** Begin Stored rows **

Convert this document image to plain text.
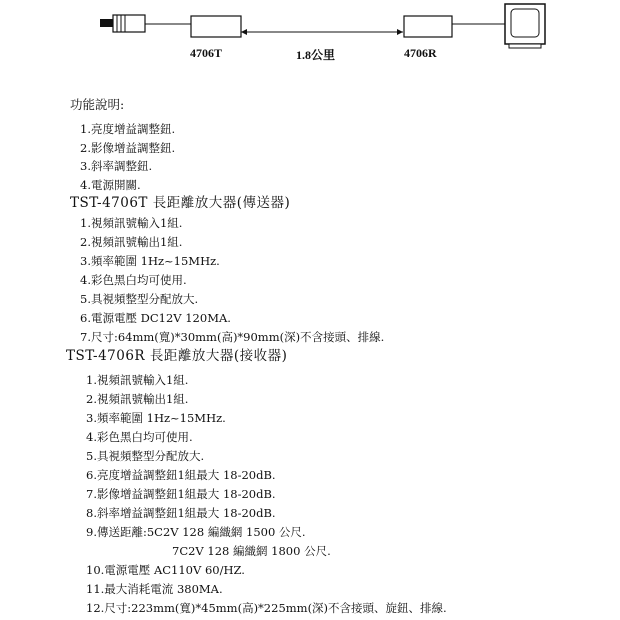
4706T	1.8公里	4706R
功能說明:
1.亮度增益調整鈕.
2.影像增益調整鈕.
3.斜率調整鈕.
4.電源開關.
TST-4706T 長距離放大器(傳送器)
1.視頻訊號輸入1組.
2.視頻訊號輸出1組.
3.頻率範圍 1Hz~15MHz.
4.彩色黑白均可使用.
5.具視頻整型分配放大.
6.電源電壓 DC12V 120MA.
7.尺寸:64mm(寬)*30mm(高)*90mm(深)不含接頭、排線.
TST-4706R 長距離放大器(接收器)
1.視頻訊號輸入1組.
2.視頻訊號輸出1組.
3.頻率範圍 1Hz~15MHz.
4.彩色黑白均可使用.
5.具視頻整型分配放大.
6.亮度增益調整鈕1組最大 18-20dB.
7.影像增益調整鈕1組最大 18-20dB.
8.斜率增益調整鈕1組最大 18-20dB.
9.傳送距離:5C2V 128 編織網 1500 公尺.
7C2V 128 編織網 1800 公尺.
10.電源電壓 AC110V 60/HZ.
11.最大消耗電流 380MA.
12.尺寸:223mm(寬)*45mm(高)*225mm(深)不含接頭、旋鈕、排線.
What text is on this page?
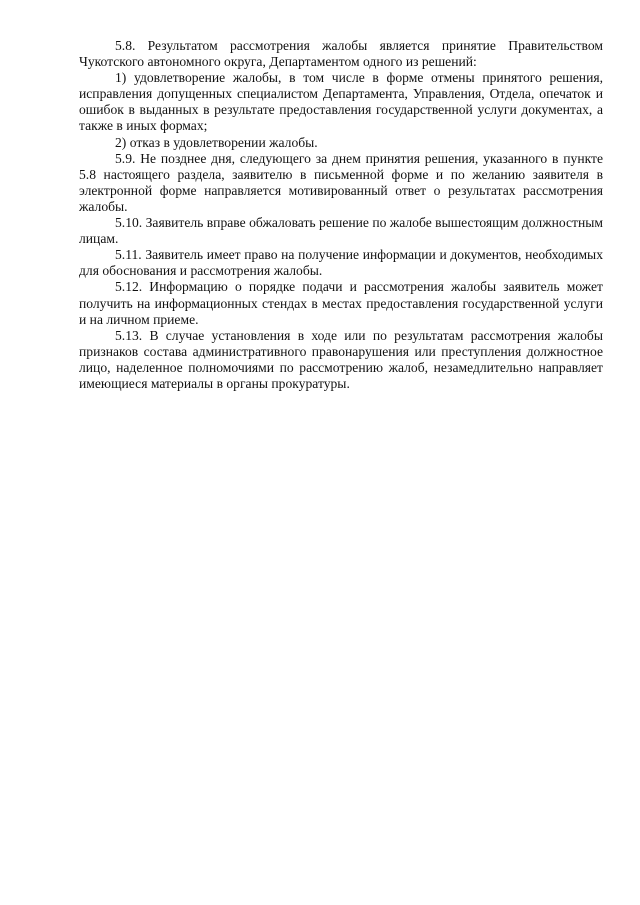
5.8. Результатом рассмотрения жалобы является принятие Правительством Чукотского автономного округа, Департаментом одного из решений:

1) удовлетворение жалобы, в том числе в форме отмены принятого решения, исправления допущенных специалистом Департамента, Управления, Отдела, опечаток и ошибок в выданных в результате предоставления государственной услуги документах, а также в иных формах;

2) отказ в удовлетворении жалобы.

5.9. Не позднее дня, следующего за днем принятия решения, указанного в пункте 5.8 настоящего раздела, заявителю в письменной форме и по желанию заявителя в электронной форме направляется мотивированный ответ о результатах рассмотрения жалобы.

5.10. Заявитель вправе обжаловать решение по жалобе вышестоящим должностным лицам.

5.11. Заявитель имеет право на получение информации и документов, необходимых для обоснования и рассмотрения жалобы.

5.12. Информацию о порядке подачи и рассмотрения жалобы заявитель может получить на информационных стендах в местах предоставления государственной услуги и на личном приеме.

5.13. В случае установления в ходе или по результатам рассмотрения жалобы признаков состава административного правонарушения или преступления должностное лицо, наделенное полномочиями по рассмотрению жалоб, незамедлительно направляет имеющиеся материалы в органы прокуратуры.
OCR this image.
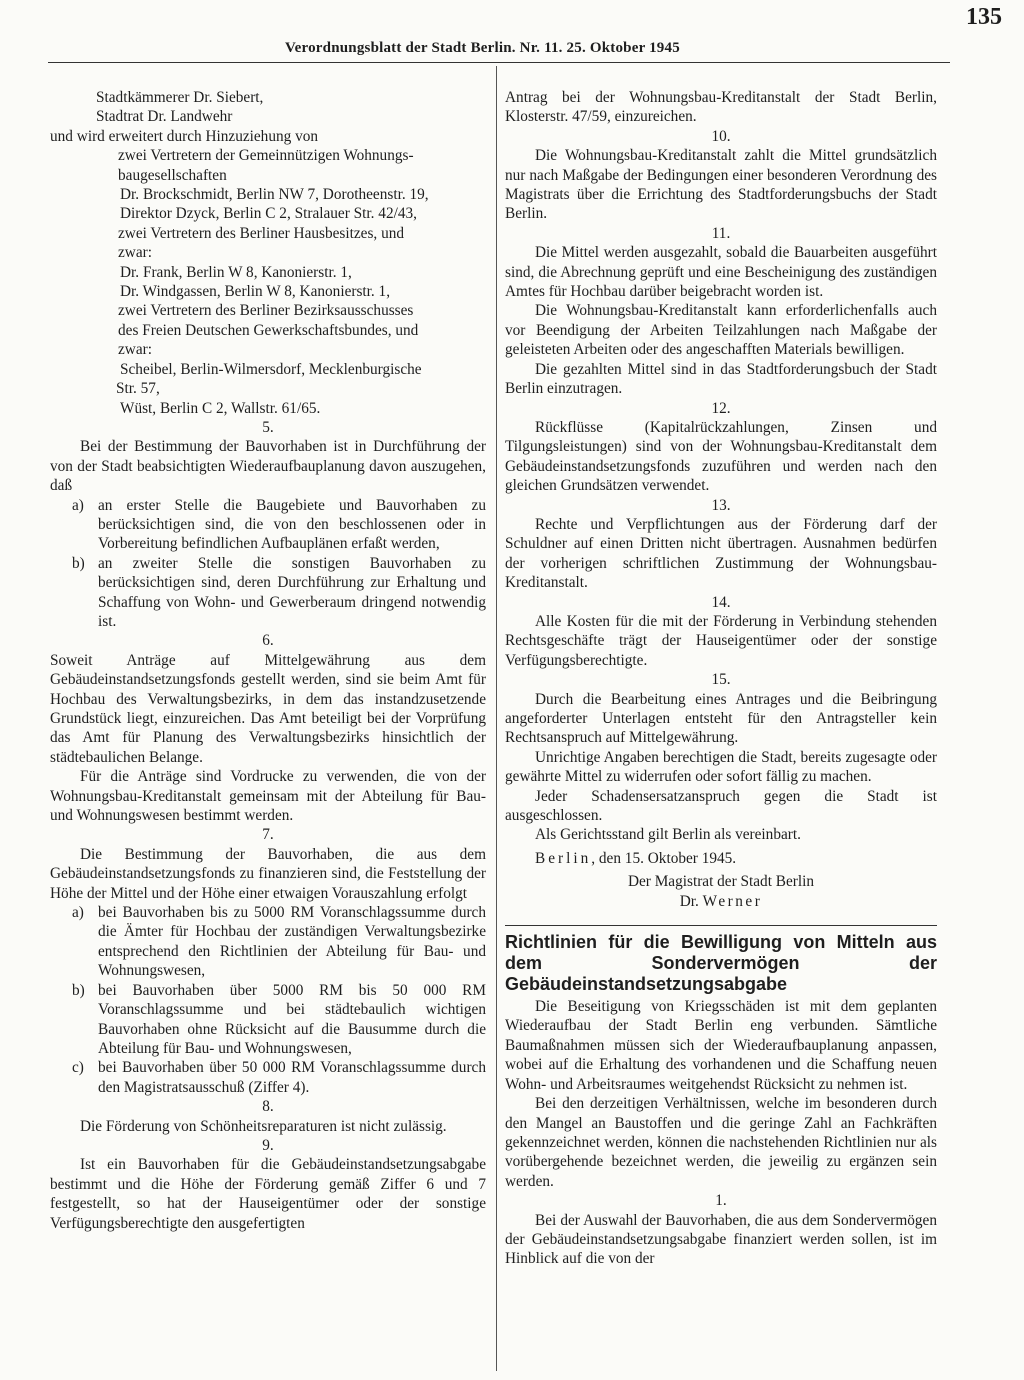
Verordnungsblatt der Stadt Berlin. Nr. 11. 25. Oktober 1945
135

Stadtkämmerer Dr. Siebert,

Stadtrat Dr. Landwehr

und wird erweitert durch Hinzuziehung von

zwei Vertretern der Gemeinnützigen Wohnungs-

baugesellschaften

Dr. Brockschmidt, Berlin NW 7, Dorotheenstr. 19,

Direktor Dzyck, Berlin C 2, Stralauer Str. 42/43,

zwei Vertretern des Berliner Hausbesitzes, und

zwar:

Dr. Frank, Berlin W 8, Kanonierstr. 1,

Dr. Windgassen, Berlin W 8, Kanonierstr. 1,

zwei Vertretern des Berliner Bezirksausschusses

des Freien Deutschen Gewerkschaftsbundes, und

zwar:

Scheibel, Berlin-Wilmersdorf, Mecklenburgische

Str. 57,

Wüst, Berlin C 2, Wallstr. 61/65.

5.

Bei der Bestimmung der Bauvorhaben ist in Durchführung der von der Stadt beabsichtigten Wiederaufbauplanung davon auszugehen, daß

a) an erster Stelle die Baugebiete und Bauvorhaben zu berücksichtigen sind, die von den beschlossenen oder in Vorbereitung befindlichen Aufbauplänen erfaßt werden,
b) an zweiter Stelle die sonstigen Bauvorhaben zu berücksichtigen sind, deren Durchführung zur Erhaltung und Schaffung von Wohn- und Gewerberaum dringend notwendig ist.

6.

Soweit Anträge auf Mittelgewährung aus dem Gebäudeinstandsetzungsfonds gestellt werden, sind sie beim Amt für Hochbau des Verwaltungsbezirks, in dem das instandzusetzende Grundstück liegt, einzureichen. Das Amt beteiligt bei der Vorprüfung das Amt für Planung des Verwaltungsbezirks hinsichtlich der städtebaulichen Belange.

Für die Anträge sind Vordrucke zu verwenden, die von der Wohnungsbau-Kreditanstalt gemeinsam mit der Abteilung für Bau- und Wohnungswesen bestimmt werden.

7.

Die Bestimmung der Bauvorhaben, die aus dem Gebäudeinstandsetzungsfonds zu finanzieren sind, die Feststellung der Höhe der Mittel und der Höhe einer etwaigen Vorauszahlung erfolgt

a) bei Bauvorhaben bis zu 5000 RM Voranschlagssumme durch die Ämter für Hochbau der zuständigen Verwaltungsbezirke entsprechend den Richtlinien der Abteilung für Bau- und Wohnungswesen,
b) bei Bauvorhaben über 5000 RM bis 50 000 RM Voranschlagssumme und bei städtebaulich wichtigen Bauvorhaben ohne Rücksicht auf die Bausumme durch die Abteilung für Bau- und Wohnungswesen,
c) bei Bauvorhaben über 50 000 RM Voranschlagssumme durch den Magistratsausschuß (Ziffer 4).

8.

Die Förderung von Schönheitsreparaturen ist nicht zulässig.

9.

Ist ein Bauvorhaben für die Gebäudeinstandsetzungsabgabe bestimmt und die Höhe der Förderung gemäß Ziffer 6 und 7 festgestellt, so hat der Hauseigentümer oder der sonstige Verfügungsberechtigte den ausgefertigten

Antrag bei der Wohnungsbau-Kreditanstalt der Stadt Berlin, Klosterstr. 47/59, einzureichen.

10.

Die Wohnungsbau-Kreditanstalt zahlt die Mittel grundsätzlich nur nach Maßgabe der Bedingungen einer besonderen Verordnung des Magistrats über die Errichtung des Stadtforderungsbuchs der Stadt Berlin.

11.

Die Mittel werden ausgezahlt, sobald die Bauarbeiten ausgeführt sind, die Abrechnung geprüft und eine Bescheinigung des zuständigen Amtes für Hochbau darüber beigebracht worden ist.

Die Wohnungsbau-Kreditanstalt kann erforderlichenfalls auch vor Beendigung der Arbeiten Teilzahlungen nach Maßgabe der geleisteten Arbeiten oder des angeschafften Materials bewilligen.

Die gezahlten Mittel sind in das Stadtforderungsbuch der Stadt Berlin einzutragen.

12.

Rückflüsse (Kapitalrückzahlungen, Zinsen und Tilgungsleistungen) sind von der Wohnungsbau-Kreditanstalt dem Gebäudeinstandsetzungsfonds zuzuführen und werden nach den gleichen Grundsätzen verwendet.

13.

Rechte und Verpflichtungen aus der Förderung darf der Schuldner auf einen Dritten nicht übertragen. Ausnahmen bedürfen der vorherigen schriftlichen Zustimmung der Wohnungsbau-Kreditanstalt.

14.

Alle Kosten für die mit der Förderung in Verbindung stehenden Rechtsgeschäfte trägt der Hauseigentümer oder der sonstige Verfügungsberechtigte.

15.

Durch die Bearbeitung eines Antrages und die Beibringung angeforderter Unterlagen entsteht für den Antragsteller kein Rechtsanspruch auf Mittelgewährung.

Unrichtige Angaben berechtigen die Stadt, bereits zugesagte oder gewährte Mittel zu widerrufen oder sofort fällig zu machen.

Jeder Schadensersatzanspruch gegen die Stadt ist ausgeschlossen.

Als Gerichtsstand gilt Berlin als vereinbart.

Berlin, den 15. Oktober 1945.

Der Magistrat der Stadt Berlin

Dr. Werner

Richtlinien für die Bewilligung von Mitteln aus dem Sondervermögen der Gebäudeinstandsetzungsabgabe

Die Beseitigung von Kriegsschäden ist mit dem geplanten Wiederaufbau der Stadt Berlin eng verbunden. Sämtliche Baumaßnahmen müssen sich der Wiederaufbauplanung anpassen, wobei auf die Erhaltung des vorhandenen und die Schaffung neuen Wohn- und Arbeitsraumes weitgehendst Rücksicht zu nehmen ist.

Bei den derzeitigen Verhältnissen, welche im besonderen durch den Mangel an Baustoffen und die geringe Zahl an Fachkräften gekennzeichnet werden, können die nachstehenden Richtlinien nur als vorübergehende bezeichnet werden, die jeweilig zu ergänzen sein werden.

1.

Bei der Auswahl der Bauvorhaben, die aus dem Sondervermögen der Gebäudeinstandsetzungsabgabe finanziert werden sollen, ist im Hinblick auf die von der
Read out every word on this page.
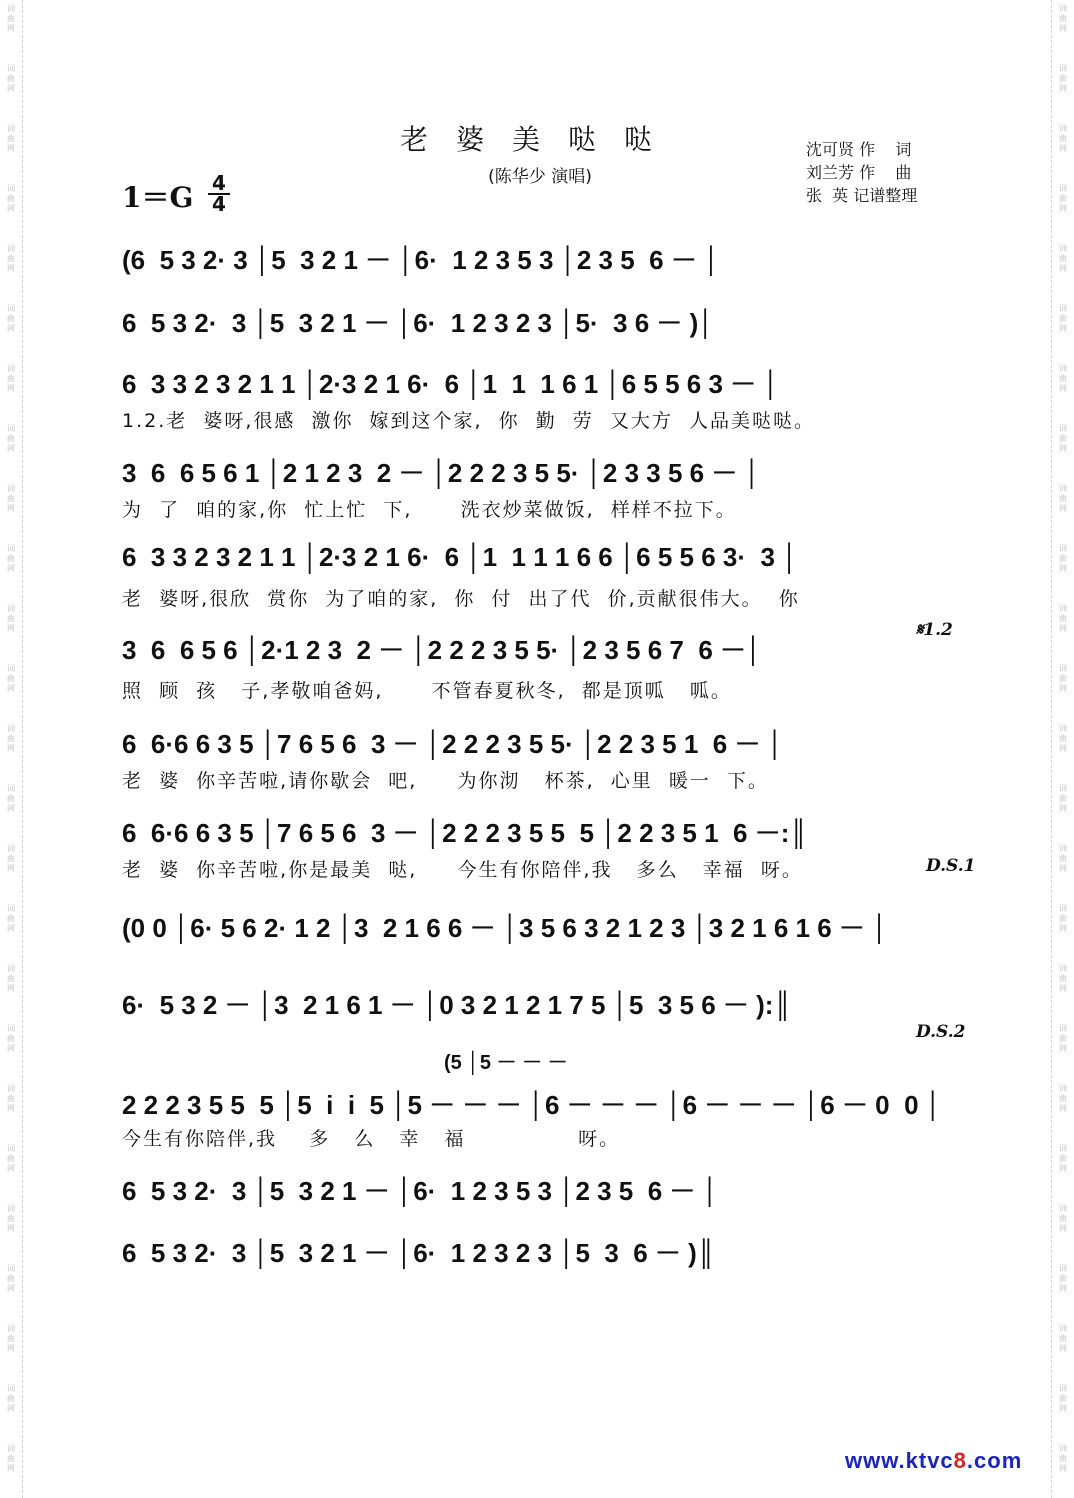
词
曲
网
词
曲
网
词
曲
网
词
曲
网
词
曲
网
词
曲
网
词
曲
网
词
曲
网
词
曲
网
词
曲
网
词
曲
网
词
曲
网
词
曲
网
词
曲
网
词
曲
网
词
曲
网
词
曲
网
词
曲
网
词
曲
网
词
曲
网
词
曲
网
词
曲
网
词
曲
网
词
曲
网
词
曲
网
词
曲
网
词
曲
网
词
曲
网
词
曲
网
词
曲
网
词
曲
网
词
曲
网
词
曲
网
词
曲
网
词
曲
网
词
曲
网
词
曲
网
词
曲
网
词
曲
网
词
曲
网
词
曲
网
词
曲
网
词
曲
网
词
曲
网
词
曲
网
词
曲
网
词
曲
网
词
曲
网
词
曲
网
词
曲
网
老婆美哒哒
(陈华少 演唱)
沈可贤 作    词
刘兰芳 作    曲
张  英 记谱整理
1＝G 4
4
(6  5 3 2· 3 │5  3 2 1 － │6·  1 2 3 5 3 │2 3 5  6 － │
6  5 3 2·  3 │5  3 2 1 － │6·  1 2 3 2 3 │5·  3 6 － )│
6  3 3 2 3 2 1 1 │2·3 2 1 6·  6 │1  1  1 6 1 │6 5 5 6 3 － │
1.2.老  婆呀,很感  激你  嫁到这个家,  你  勤  劳  又大方  人品美哒哒。
3  6  6 5 6 1 │2 1 2 3  2 － │2 2 2 3 5 5· │2 3 3 5 6 － │
为  了  咱的家,你  忙上忙  下,      洗衣炒菜做饭,  样样不拉下。
6  3 3 2 3 2 1 1 │2·3 2 1 6·  6 │1  1 1 1 6 6 │6 5 5 6 3·  3 │
老  婆呀,很欣  赏你  为了咱的家,  你  付  出了代  价,贡献很伟大。  你
3  6  6 5 6 │2·1 2 3  2 － │2 2 2 3 5 5· │2 3 5 6 7  6 －│
照  顾  孩   子,孝敬咱爸妈,      不管春夏秋冬,  都是顶呱   呱。
𝄋1.2
6  6·6 6 3 5 │7 6 5 6  3 － │2 2 2 3 5 5· │2 2 3 5 1  6 － │
老  婆  你辛苦啦,请你歇会  吧,     为你沏   杯茶,  心里  暖一  下。
6  6·6 6 3 5 │7 6 5 6  3 － │2 2 2 3 5 5  5 │2 2 3 5 1  6 －:║
老  婆  你辛苦啦,你是最美  哒,     今生有你陪伴,我   多么   幸福  呀。	D.S.1
(0 0 │6· 5 6 2· 1 2 │3  2 1 6 6 － │3 5 6 3 2 1 2 3 │3 2 1 6 1 6 － │
6·  5 3 2 － │3  2 1 6 1 － │0 3 2 1 2 1 7 5 │5  3 5 6 － ):║
D.S.2
(5 │5 － － －
2 2 2 3 5 5  5 │5  i  i  5 │5 － － － │6 － － － │6 － － － │6 － 0  0 │
今生有你陪伴,我    多   么   幸   福              呀。
6  5 3 2·  3 │5  3 2 1 － │6·  1 2 3 5 3 │2 3 5  6 － │
6  5 3 2·  3 │5  3 2 1 － │6·  1 2 3 2 3 │5  3  6 － )║
www.ktvc8.com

** End Stored rows **

Task to complete
List every line from the entries above in which "Abteilung" appears.

The answer
Für die Anträge sind Vordrucke zu verwenden, die von der Wohnungsbau-Kreditanstalt gemeinsam mit der Abteilung für Bau- und Wohnungswesen bestimmt werden.
a) bei Bauvorhaben bis zu 5000 RM Voranschlagssumme durch die Ämter für Hochbau der zuständigen Verwaltungsbezirke entsprechend den Richtlinien der Abteilung für Bau- und Wohnungswesen,
b) bei Bauvorhaben über 5000 RM bis 50 000 RM Voranschlagssumme und bei städtebaulich wichtigen Bauvorhaben ohne Rücksicht auf die Bausumme durch die Abteilung für Bau- und Wohnungswesen,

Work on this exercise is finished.